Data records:
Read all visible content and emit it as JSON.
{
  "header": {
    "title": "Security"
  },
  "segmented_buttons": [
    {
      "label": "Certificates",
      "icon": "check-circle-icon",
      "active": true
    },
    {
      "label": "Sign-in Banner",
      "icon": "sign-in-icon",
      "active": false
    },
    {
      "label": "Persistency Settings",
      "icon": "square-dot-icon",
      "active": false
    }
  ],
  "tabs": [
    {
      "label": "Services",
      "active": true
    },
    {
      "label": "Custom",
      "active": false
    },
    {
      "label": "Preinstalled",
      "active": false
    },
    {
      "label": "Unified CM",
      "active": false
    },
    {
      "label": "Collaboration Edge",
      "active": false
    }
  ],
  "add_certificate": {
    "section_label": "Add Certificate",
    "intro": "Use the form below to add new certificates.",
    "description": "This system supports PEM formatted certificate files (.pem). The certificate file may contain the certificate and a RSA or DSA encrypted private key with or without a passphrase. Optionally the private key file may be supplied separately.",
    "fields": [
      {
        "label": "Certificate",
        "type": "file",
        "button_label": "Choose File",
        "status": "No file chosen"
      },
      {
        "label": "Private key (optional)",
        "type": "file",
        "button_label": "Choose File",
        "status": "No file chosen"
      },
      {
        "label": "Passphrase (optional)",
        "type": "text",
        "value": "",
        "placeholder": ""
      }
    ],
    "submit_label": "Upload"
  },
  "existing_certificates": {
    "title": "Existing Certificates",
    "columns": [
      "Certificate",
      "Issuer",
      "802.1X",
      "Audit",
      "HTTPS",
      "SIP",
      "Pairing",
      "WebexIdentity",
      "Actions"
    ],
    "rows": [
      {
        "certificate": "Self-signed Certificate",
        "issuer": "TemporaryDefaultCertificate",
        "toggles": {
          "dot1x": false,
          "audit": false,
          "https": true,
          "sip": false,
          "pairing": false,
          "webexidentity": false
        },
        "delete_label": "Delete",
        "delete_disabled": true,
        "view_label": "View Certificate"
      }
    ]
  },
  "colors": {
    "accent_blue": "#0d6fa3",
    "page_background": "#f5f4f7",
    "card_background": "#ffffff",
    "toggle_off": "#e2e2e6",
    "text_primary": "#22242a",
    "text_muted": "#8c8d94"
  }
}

What needs to be done: Go through the material and select each line with the string "title" in it.

The reply:
    "title": "Security"
    "title": "Existing Certificates",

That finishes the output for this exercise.